-- Requirements --
Filter the entries below, keeping only lines with the word "xlabel".

[Start Data to process]

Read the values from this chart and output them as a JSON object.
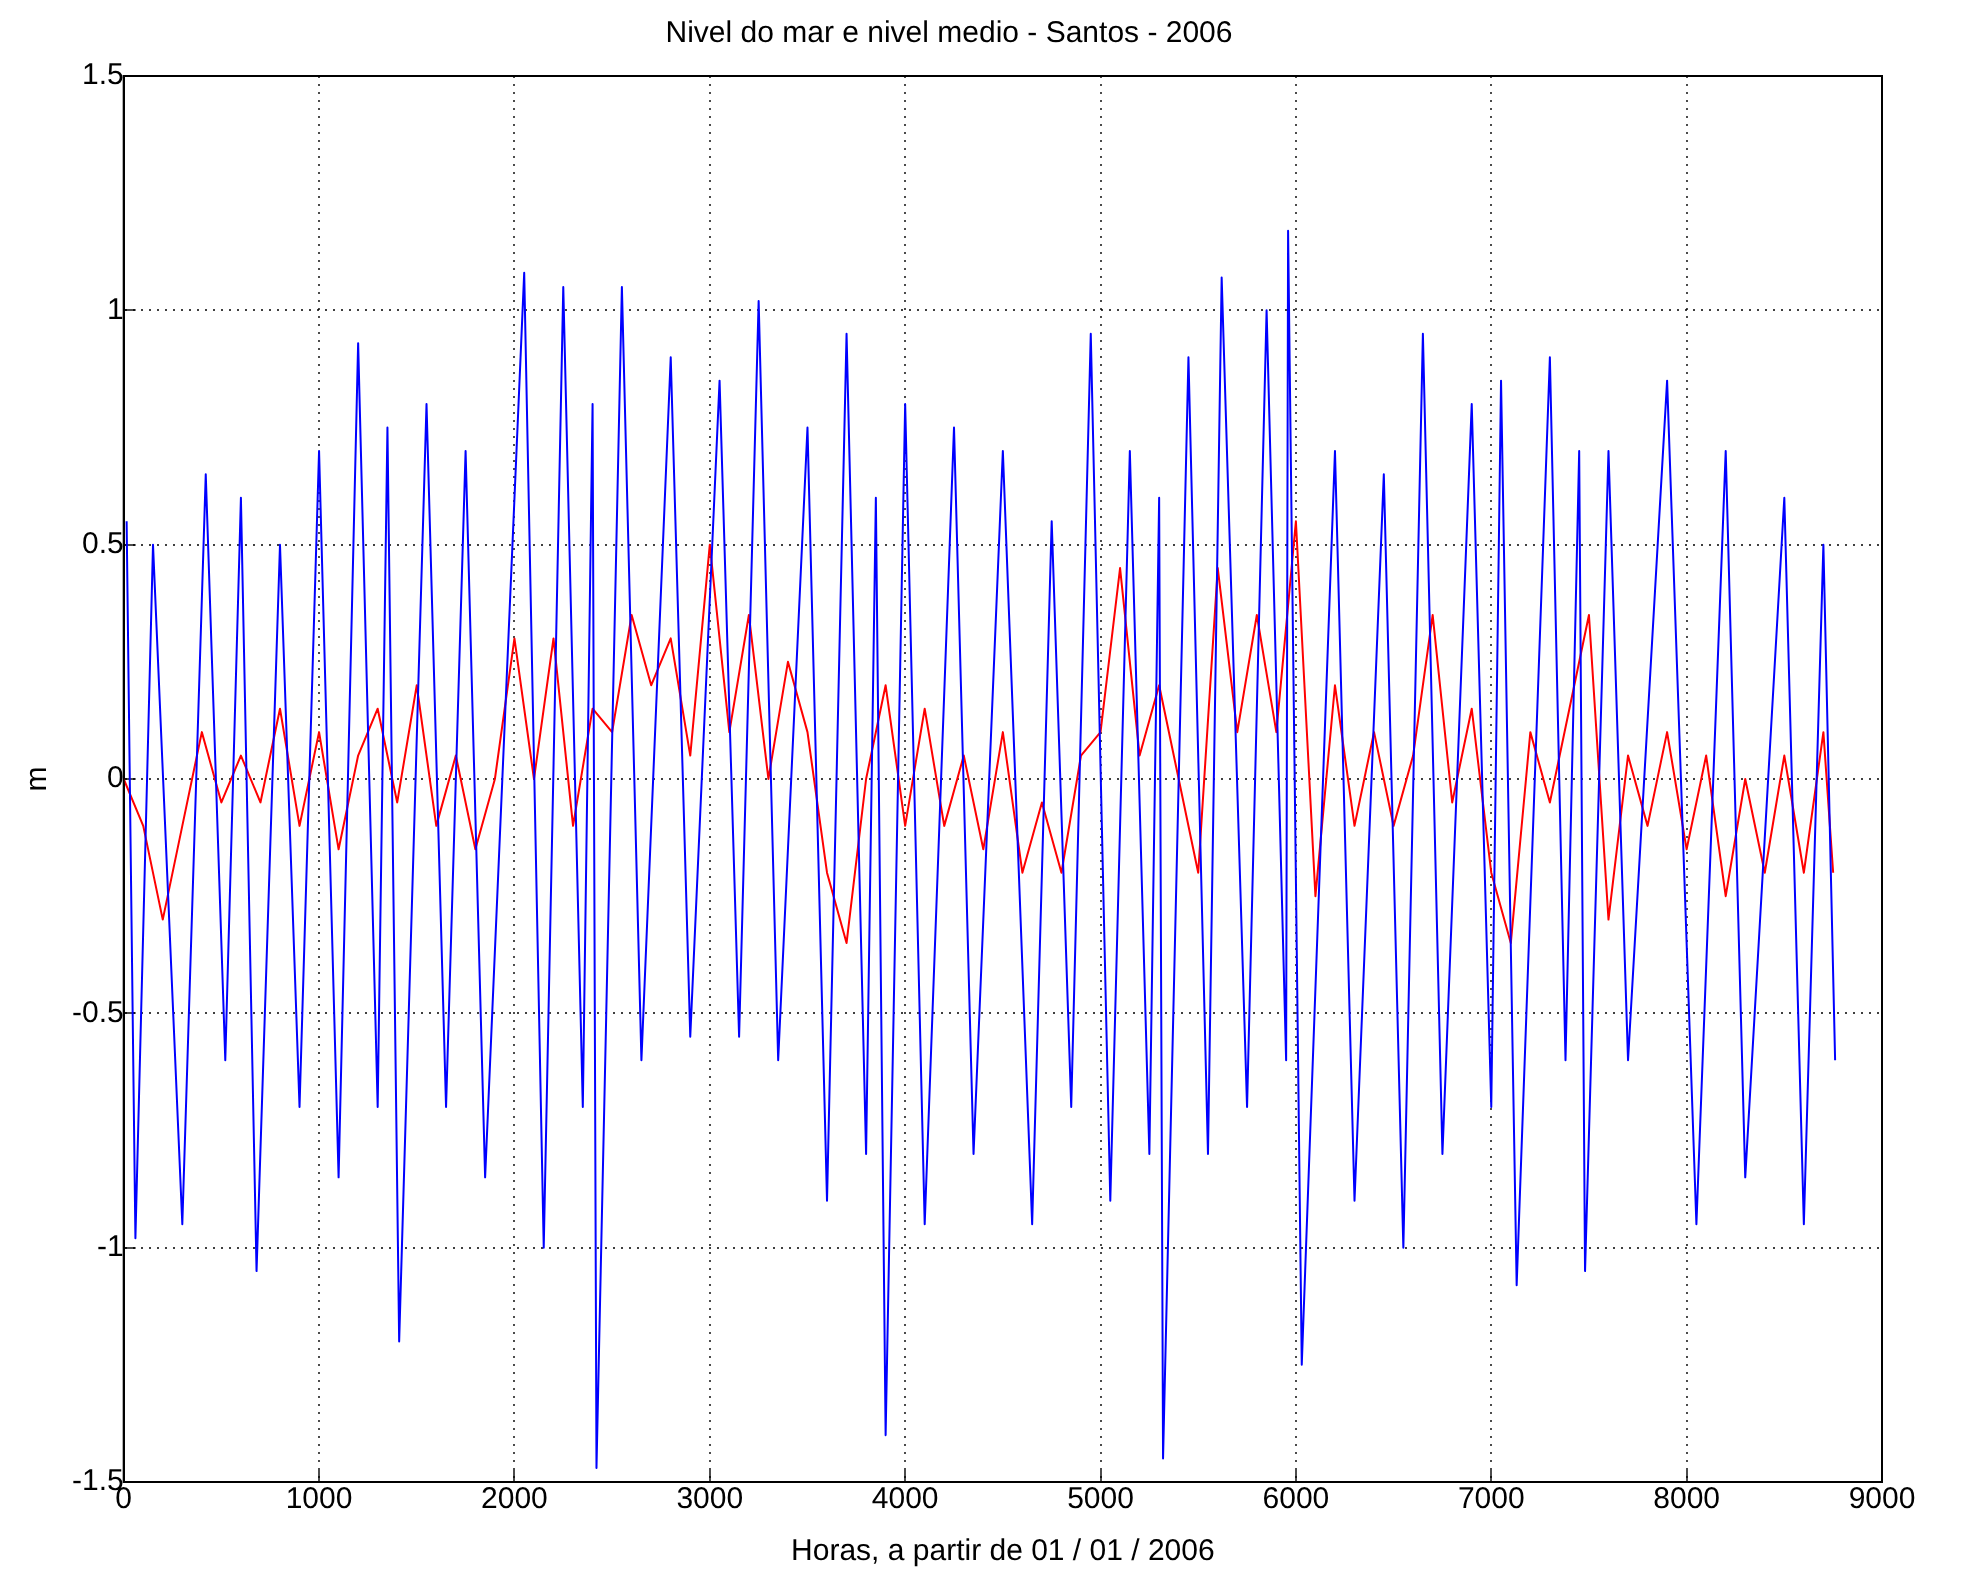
{
  "chart_data": {
    "type": "line",
    "title": "Nivel do mar e nivel medio - Santos - 2006",
    "xlabel": "Horas, a partir de 01 / 01 / 2006",
    "ylabel": "m",
    "xlim": [
      0,
      9000
    ],
    "xticks": [
      0,
      1000,
      2000,
      3000,
      4000,
      5000,
      6000,
      7000,
      8000,
      9000
    ],
    "ylim": [
      -1.5,
      1.5
    ],
    "yticks": [
      -1.5,
      -1,
      -0.5,
      0,
      0.5,
      1,
      1.5
    ],
    "grid": true,
    "legend": false,
    "marker": "none",
    "line_style": "solid",
    "series": [
      {
        "color": "#0000ff",
        "x": [
          15,
          60,
          150,
          300,
          420,
          520,
          600,
          680,
          800,
          900,
          1000,
          1100,
          1200,
          1300,
          1350,
          1410,
          1550,
          1650,
          1750,
          1850,
          2050,
          2150,
          2250,
          2350,
          2400,
          2420,
          2550,
          2650,
          2800,
          2900,
          3050,
          3150,
          3250,
          3350,
          3500,
          3600,
          3700,
          3800,
          3850,
          3900,
          4000,
          4100,
          4250,
          4350,
          4500,
          4650,
          4750,
          4850,
          4950,
          5050,
          5150,
          5250,
          5300,
          5320,
          5450,
          5550,
          5620,
          5750,
          5850,
          5950,
          5960,
          6030,
          6200,
          6300,
          6450,
          6550,
          6650,
          6750,
          6900,
          7000,
          7050,
          7130,
          7300,
          7380,
          7450,
          7480,
          7600,
          7700,
          7900,
          8050,
          8200,
          8300,
          8500,
          8600,
          8700,
          8760
        ],
        "values": [
          0.55,
          -0.98,
          0.5,
          -0.95,
          0.65,
          -0.6,
          0.6,
          -1.05,
          0.5,
          -0.7,
          0.7,
          -0.85,
          0.93,
          -0.7,
          0.75,
          -1.2,
          0.8,
          -0.7,
          0.7,
          -0.85,
          1.08,
          -1.0,
          1.05,
          -0.7,
          0.8,
          -1.47,
          1.05,
          -0.6,
          0.9,
          -0.55,
          0.85,
          -0.55,
          1.02,
          -0.6,
          0.75,
          -0.9,
          0.95,
          -0.8,
          0.6,
          -1.4,
          0.8,
          -0.95,
          0.75,
          -0.8,
          0.7,
          -0.95,
          0.55,
          -0.7,
          0.95,
          -0.9,
          0.7,
          -0.8,
          0.6,
          -1.45,
          0.9,
          -0.8,
          1.07,
          -0.7,
          1.0,
          -0.6,
          1.17,
          -1.25,
          0.7,
          -0.9,
          0.65,
          -1.0,
          0.95,
          -0.8,
          0.8,
          -0.7,
          0.85,
          -1.08,
          0.9,
          -0.6,
          0.7,
          -1.05,
          0.7,
          -0.6,
          0.85,
          -0.95,
          0.7,
          -0.85,
          0.6,
          -0.95,
          0.5,
          -0.6
        ]
      },
      {
        "color": "#ff0000",
        "x": [
          0,
          100,
          200,
          300,
          400,
          500,
          600,
          700,
          800,
          900,
          1000,
          1100,
          1200,
          1300,
          1400,
          1500,
          1600,
          1700,
          1800,
          1900,
          2000,
          2100,
          2200,
          2300,
          2400,
          2500,
          2600,
          2700,
          2800,
          2900,
          3000,
          3100,
          3200,
          3300,
          3400,
          3500,
          3600,
          3700,
          3800,
          3900,
          4000,
          4100,
          4200,
          4300,
          4400,
          4500,
          4600,
          4700,
          4800,
          4900,
          5000,
          5100,
          5200,
          5300,
          5400,
          5500,
          5600,
          5700,
          5800,
          5900,
          6000,
          6100,
          6200,
          6300,
          6400,
          6500,
          6600,
          6700,
          6800,
          6900,
          7000,
          7100,
          7200,
          7300,
          7400,
          7500,
          7600,
          7700,
          7800,
          7900,
          8000,
          8100,
          8200,
          8300,
          8400,
          8500,
          8600,
          8700,
          8750
        ],
        "values": [
          0.0,
          -0.1,
          -0.3,
          -0.1,
          0.1,
          -0.05,
          0.05,
          -0.05,
          0.15,
          -0.1,
          0.1,
          -0.15,
          0.05,
          0.15,
          -0.05,
          0.2,
          -0.1,
          0.05,
          -0.15,
          0.0,
          0.3,
          0.0,
          0.3,
          -0.1,
          0.15,
          0.1,
          0.35,
          0.2,
          0.3,
          0.05,
          0.5,
          0.1,
          0.35,
          0.0,
          0.25,
          0.1,
          -0.2,
          -0.35,
          0.0,
          0.2,
          -0.1,
          0.15,
          -0.1,
          0.05,
          -0.15,
          0.1,
          -0.2,
          -0.05,
          -0.2,
          0.05,
          0.1,
          0.45,
          0.05,
          0.2,
          0.0,
          -0.2,
          0.45,
          0.1,
          0.35,
          0.1,
          0.55,
          -0.25,
          0.2,
          -0.1,
          0.1,
          -0.1,
          0.05,
          0.35,
          -0.05,
          0.15,
          -0.2,
          -0.35,
          0.1,
          -0.05,
          0.15,
          0.35,
          -0.3,
          0.05,
          -0.1,
          0.1,
          -0.15,
          0.05,
          -0.25,
          0.0,
          -0.2,
          0.05,
          -0.2,
          0.1,
          -0.2
        ]
      }
    ]
  }
}
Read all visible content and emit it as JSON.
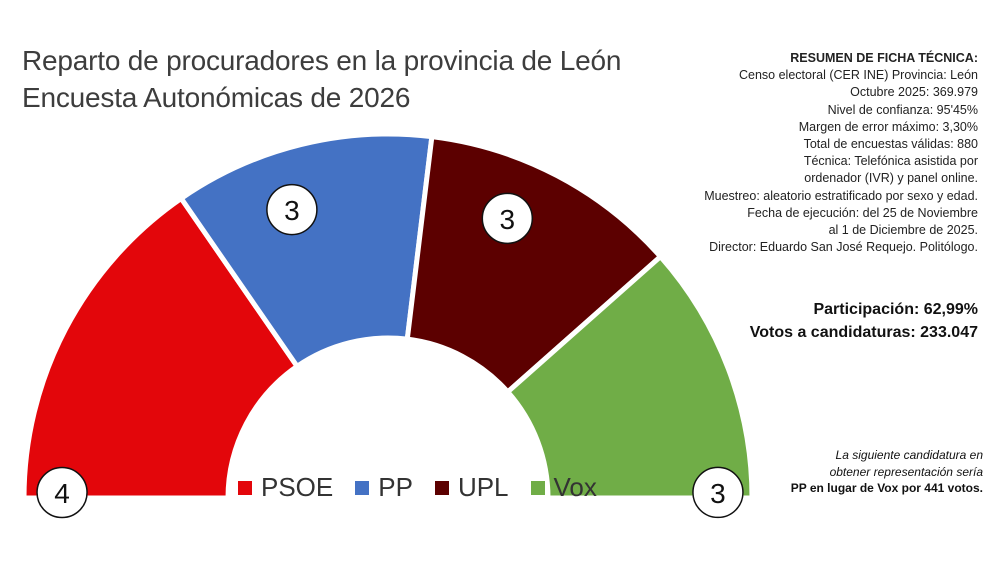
{
  "title": {
    "line1": "Reparto de procuradores en la provincia de León",
    "line2": "Encuesta Autonómicas de 2026"
  },
  "ficha_tecnica": {
    "heading": "RESUMEN DE FICHA TÉCNICA:",
    "lines": [
      "Censo electoral (CER INE) Provincia: León",
      "Octubre 2025: 369.979",
      "Nivel de confianza: 95'45%",
      "Margen de error máximo: 3,30%",
      "Total de encuestas válidas: 880",
      "Técnica: Telefónica asistida por",
      "ordenador (IVR) y panel online.",
      "Muestreo: aleatorio estratificado por sexo y edad.",
      "Fecha de ejecución: del 25 de Noviembre",
      "al 1 de Diciembre de 2025.",
      "Director: Eduardo San José Requejo. Politólogo."
    ]
  },
  "totals": {
    "participacion": "Participación: 62,99%",
    "votos": "Votos a candidaturas: 233.047"
  },
  "note": {
    "line1": "La siguiente candidatura en",
    "line2": "obtener representación sería",
    "line3": "PP en lugar de Vox por 441 votos."
  },
  "chart_data": {
    "type": "pie",
    "subtype": "parliament-semicircle",
    "title": "Reparto de procuradores en la provincia de León",
    "subtitle": "Encuesta Autonómicas de 2026",
    "total_seats": 13,
    "categories": [
      "PSOE",
      "PP",
      "UPL",
      "Vox"
    ],
    "values": [
      4,
      3,
      3,
      3
    ],
    "labels": [
      "4",
      "3",
      "3",
      "3"
    ],
    "colors": [
      "#e3060b",
      "#4472c4",
      "#5c0000",
      "#70ad47"
    ],
    "legend": {
      "placement": "bottom-center",
      "entries": [
        "PSOE",
        "PP",
        "UPL",
        "Vox"
      ]
    }
  }
}
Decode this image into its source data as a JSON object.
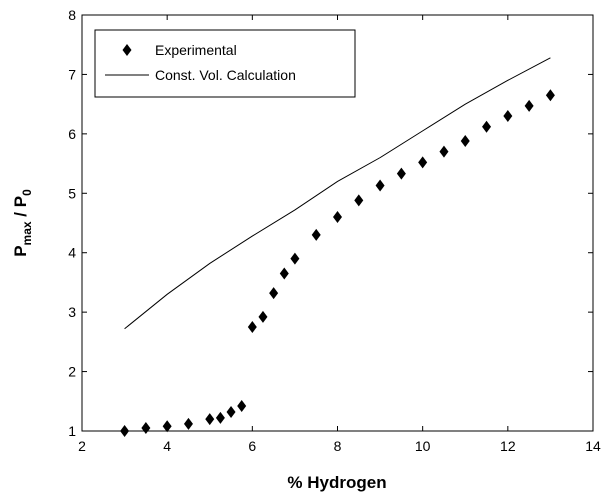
{
  "chart_data": {
    "type": "scatter-line",
    "xlabel": "% Hydrogen",
    "ylabel": [
      "P",
      "max",
      " / P",
      "0"
    ],
    "xlim": [
      2,
      14
    ],
    "xticks": [
      2,
      4,
      6,
      8,
      10,
      12,
      14
    ],
    "ylim": [
      1,
      8
    ],
    "yticks": [
      1,
      2,
      3,
      4,
      5,
      6,
      7,
      8
    ],
    "legend": "top-left",
    "series": [
      {
        "name": "Experimental",
        "kind": "marker",
        "color": "#000000",
        "x": [
          3,
          3.5,
          4,
          4.5,
          5,
          5.25,
          5.5,
          5.75,
          6,
          6.25,
          6.5,
          6.75,
          7,
          7.5,
          8,
          8.5,
          9,
          9.5,
          10,
          10.5,
          11,
          11.5,
          12,
          12.5,
          13
        ],
        "values": [
          1.0,
          1.05,
          1.08,
          1.12,
          1.2,
          1.22,
          1.32,
          1.42,
          2.75,
          2.92,
          3.32,
          3.65,
          3.9,
          4.3,
          4.6,
          4.88,
          5.13,
          5.33,
          5.52,
          5.7,
          5.88,
          6.12,
          6.3,
          6.47,
          6.65
        ]
      },
      {
        "name": "Const. Vol. Calculation",
        "kind": "line",
        "color": "#000000",
        "x": [
          3,
          4,
          5,
          6,
          7,
          8,
          9,
          10,
          11,
          12,
          13
        ],
        "values": [
          2.72,
          3.3,
          3.82,
          4.28,
          4.72,
          5.2,
          5.6,
          6.05,
          6.5,
          6.9,
          7.28
        ]
      }
    ]
  }
}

[End Data to process]

-- Answer to this task --
    "xlabel": "Horas, a partir de 01 / 01 / 2006",
    "xlabel": "% Hydrogen",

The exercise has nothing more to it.